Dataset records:
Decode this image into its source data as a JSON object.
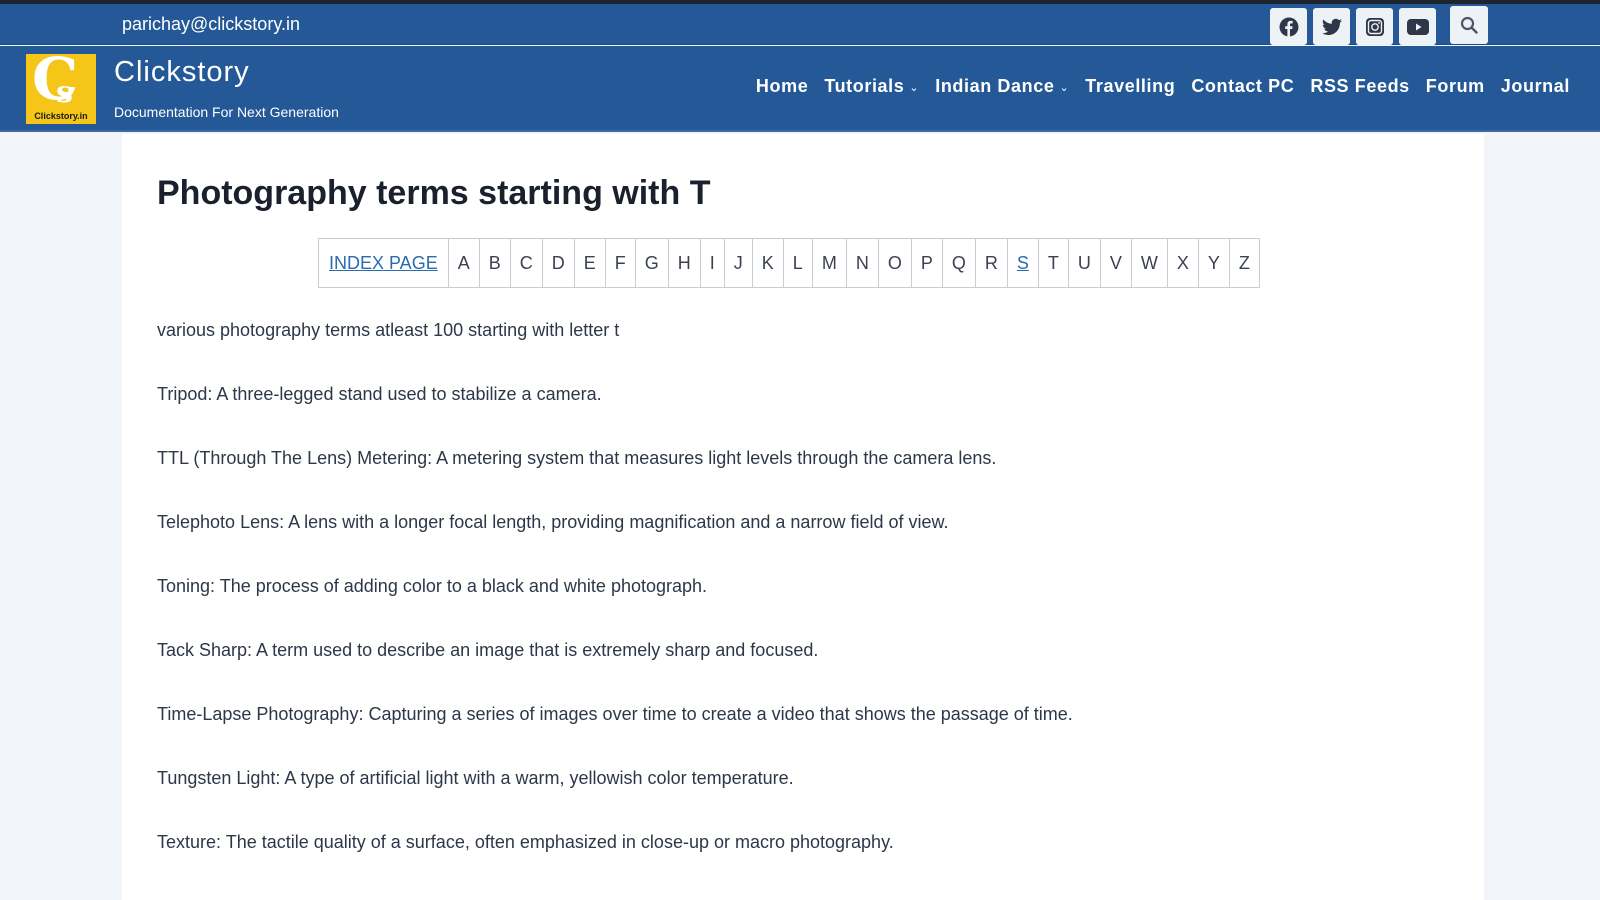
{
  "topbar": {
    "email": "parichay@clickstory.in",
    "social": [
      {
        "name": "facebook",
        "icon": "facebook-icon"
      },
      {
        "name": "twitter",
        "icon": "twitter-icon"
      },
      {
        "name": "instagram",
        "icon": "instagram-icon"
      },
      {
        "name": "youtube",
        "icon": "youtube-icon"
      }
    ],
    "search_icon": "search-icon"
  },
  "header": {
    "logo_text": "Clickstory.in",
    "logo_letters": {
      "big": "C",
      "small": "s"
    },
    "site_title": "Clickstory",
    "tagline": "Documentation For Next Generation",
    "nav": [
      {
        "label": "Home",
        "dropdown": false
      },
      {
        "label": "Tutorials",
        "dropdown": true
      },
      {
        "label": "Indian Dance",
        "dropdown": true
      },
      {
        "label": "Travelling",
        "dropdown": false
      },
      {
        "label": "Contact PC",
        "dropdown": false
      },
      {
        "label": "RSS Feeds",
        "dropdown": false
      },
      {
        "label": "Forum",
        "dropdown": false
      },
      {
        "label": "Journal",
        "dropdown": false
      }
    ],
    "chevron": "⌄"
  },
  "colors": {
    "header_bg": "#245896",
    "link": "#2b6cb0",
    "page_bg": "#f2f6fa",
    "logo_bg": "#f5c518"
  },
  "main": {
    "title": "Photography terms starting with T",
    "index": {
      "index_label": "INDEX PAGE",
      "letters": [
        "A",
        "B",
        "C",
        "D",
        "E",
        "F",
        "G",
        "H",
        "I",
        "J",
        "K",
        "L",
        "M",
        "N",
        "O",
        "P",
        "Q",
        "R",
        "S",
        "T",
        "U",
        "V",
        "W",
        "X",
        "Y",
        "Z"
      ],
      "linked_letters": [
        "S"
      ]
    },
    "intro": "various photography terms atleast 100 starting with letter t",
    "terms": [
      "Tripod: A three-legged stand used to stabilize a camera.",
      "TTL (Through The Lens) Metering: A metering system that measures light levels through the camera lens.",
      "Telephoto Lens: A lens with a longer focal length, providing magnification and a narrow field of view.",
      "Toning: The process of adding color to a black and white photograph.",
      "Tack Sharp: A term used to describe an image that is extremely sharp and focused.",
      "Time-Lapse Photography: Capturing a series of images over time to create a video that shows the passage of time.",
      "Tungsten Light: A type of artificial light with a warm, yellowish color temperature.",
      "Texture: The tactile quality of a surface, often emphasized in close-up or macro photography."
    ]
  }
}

Stated goal: Copy each line above containing the string "that".

Exercise solution:
      "TTL (Through The Lens) Metering: A metering system that measures light levels through the camera lens.",
      "Tack Sharp: A term used to describe an image that is extremely sharp and focused.",
      "Time-Lapse Photography: Capturing a series of images over time to create a video that shows the passage of time.",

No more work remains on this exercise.